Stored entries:
►

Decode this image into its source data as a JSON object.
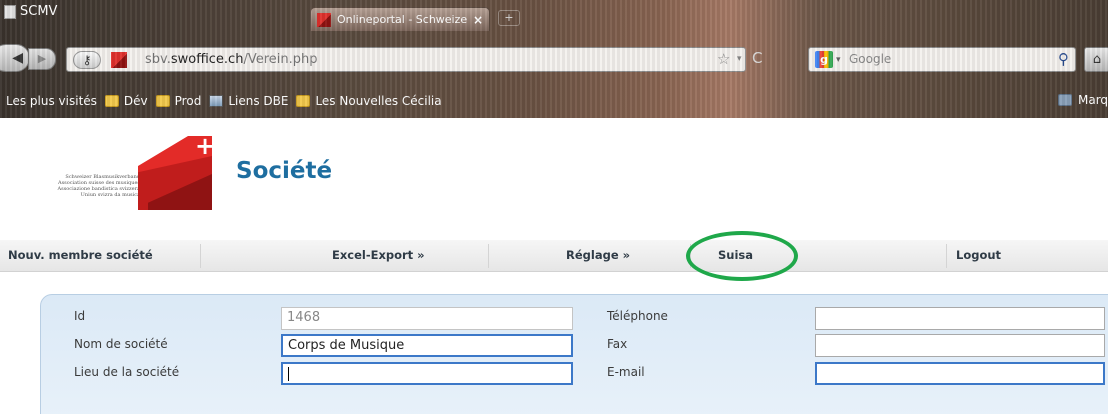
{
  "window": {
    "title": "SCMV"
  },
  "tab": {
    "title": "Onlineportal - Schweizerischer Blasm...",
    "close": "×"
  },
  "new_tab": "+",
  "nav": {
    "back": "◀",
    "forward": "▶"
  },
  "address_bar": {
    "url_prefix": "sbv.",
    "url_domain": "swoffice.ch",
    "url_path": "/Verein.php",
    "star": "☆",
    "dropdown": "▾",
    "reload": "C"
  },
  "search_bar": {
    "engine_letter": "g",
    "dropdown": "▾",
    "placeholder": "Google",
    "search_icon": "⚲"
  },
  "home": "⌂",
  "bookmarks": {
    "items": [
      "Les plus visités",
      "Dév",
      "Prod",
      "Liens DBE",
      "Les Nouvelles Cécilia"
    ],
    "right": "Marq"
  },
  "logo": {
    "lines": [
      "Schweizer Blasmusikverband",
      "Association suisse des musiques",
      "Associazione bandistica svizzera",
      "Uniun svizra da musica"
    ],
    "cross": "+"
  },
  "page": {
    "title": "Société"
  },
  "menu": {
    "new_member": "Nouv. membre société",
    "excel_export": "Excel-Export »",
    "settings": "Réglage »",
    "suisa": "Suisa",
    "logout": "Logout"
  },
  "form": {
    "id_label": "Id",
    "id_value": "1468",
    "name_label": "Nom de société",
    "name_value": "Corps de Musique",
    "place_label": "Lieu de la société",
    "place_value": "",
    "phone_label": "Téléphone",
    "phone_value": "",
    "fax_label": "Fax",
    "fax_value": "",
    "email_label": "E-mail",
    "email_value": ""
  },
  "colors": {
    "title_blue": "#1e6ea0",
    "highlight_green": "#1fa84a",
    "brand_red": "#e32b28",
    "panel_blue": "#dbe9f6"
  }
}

◄
►

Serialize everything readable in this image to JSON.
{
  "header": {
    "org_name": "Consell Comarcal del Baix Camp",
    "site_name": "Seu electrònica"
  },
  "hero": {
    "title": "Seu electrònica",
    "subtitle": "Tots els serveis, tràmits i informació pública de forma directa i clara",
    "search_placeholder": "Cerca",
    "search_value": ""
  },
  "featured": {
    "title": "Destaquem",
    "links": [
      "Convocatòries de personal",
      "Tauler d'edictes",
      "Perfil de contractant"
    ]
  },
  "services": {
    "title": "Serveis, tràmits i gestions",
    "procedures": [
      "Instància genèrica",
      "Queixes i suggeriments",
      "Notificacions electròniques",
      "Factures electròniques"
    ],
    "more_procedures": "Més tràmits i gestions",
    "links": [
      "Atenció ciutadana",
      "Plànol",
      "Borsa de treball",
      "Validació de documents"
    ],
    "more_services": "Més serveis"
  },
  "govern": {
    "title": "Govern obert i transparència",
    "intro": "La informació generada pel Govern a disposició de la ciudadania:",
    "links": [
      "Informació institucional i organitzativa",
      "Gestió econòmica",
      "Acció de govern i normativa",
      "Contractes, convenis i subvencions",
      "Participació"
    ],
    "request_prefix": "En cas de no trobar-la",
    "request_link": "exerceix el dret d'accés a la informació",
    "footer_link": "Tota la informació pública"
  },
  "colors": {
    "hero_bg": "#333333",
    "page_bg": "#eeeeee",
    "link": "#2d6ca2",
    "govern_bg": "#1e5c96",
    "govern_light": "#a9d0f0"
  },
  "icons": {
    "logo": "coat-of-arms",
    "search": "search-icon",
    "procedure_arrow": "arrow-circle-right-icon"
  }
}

◄
►

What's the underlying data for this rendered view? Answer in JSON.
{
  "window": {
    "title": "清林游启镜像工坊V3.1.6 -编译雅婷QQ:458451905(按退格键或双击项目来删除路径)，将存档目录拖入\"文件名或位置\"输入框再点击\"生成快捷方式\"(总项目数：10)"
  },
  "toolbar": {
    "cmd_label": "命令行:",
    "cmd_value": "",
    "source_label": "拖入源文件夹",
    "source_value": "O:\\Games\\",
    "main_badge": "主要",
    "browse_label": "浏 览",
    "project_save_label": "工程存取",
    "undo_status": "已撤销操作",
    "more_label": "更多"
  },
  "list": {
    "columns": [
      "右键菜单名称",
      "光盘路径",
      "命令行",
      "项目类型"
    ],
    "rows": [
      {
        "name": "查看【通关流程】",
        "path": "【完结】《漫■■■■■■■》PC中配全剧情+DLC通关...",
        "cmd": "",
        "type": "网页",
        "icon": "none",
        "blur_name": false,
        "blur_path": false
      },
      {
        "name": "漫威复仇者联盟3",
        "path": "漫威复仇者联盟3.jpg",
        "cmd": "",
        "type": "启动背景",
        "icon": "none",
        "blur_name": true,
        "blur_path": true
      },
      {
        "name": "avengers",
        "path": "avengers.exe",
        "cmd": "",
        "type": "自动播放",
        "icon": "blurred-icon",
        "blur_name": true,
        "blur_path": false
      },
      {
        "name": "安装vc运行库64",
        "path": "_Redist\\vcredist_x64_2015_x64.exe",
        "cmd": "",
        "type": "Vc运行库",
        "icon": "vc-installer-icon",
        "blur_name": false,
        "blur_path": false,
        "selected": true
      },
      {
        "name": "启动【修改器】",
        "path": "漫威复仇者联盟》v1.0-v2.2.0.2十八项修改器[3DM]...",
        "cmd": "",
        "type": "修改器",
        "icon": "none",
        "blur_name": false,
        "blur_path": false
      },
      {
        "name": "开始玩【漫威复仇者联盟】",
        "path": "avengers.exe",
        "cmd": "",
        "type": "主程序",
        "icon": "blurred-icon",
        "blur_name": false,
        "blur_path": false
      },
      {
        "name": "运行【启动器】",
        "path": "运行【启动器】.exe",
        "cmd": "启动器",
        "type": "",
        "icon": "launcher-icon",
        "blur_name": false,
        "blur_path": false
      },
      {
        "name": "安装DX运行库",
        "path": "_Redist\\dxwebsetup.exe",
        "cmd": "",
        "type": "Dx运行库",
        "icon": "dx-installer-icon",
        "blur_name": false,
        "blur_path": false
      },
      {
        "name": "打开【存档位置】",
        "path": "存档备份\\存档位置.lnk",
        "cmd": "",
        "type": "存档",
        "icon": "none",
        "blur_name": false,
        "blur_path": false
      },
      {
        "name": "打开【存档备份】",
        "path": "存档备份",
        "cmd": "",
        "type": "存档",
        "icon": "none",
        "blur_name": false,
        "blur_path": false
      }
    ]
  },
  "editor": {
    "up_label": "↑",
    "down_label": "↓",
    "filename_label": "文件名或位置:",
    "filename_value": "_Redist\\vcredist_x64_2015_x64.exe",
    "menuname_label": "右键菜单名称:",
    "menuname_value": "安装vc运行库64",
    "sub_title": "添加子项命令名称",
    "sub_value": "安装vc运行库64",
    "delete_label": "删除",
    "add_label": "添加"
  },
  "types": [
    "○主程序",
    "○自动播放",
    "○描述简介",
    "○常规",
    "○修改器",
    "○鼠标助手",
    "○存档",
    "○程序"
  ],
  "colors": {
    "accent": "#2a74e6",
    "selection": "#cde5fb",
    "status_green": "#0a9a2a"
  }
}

◄

▶ _Your task_: In the entries above, how many lines contain the word "right"? Answer with the number only.

▶ _Solved problem_: 2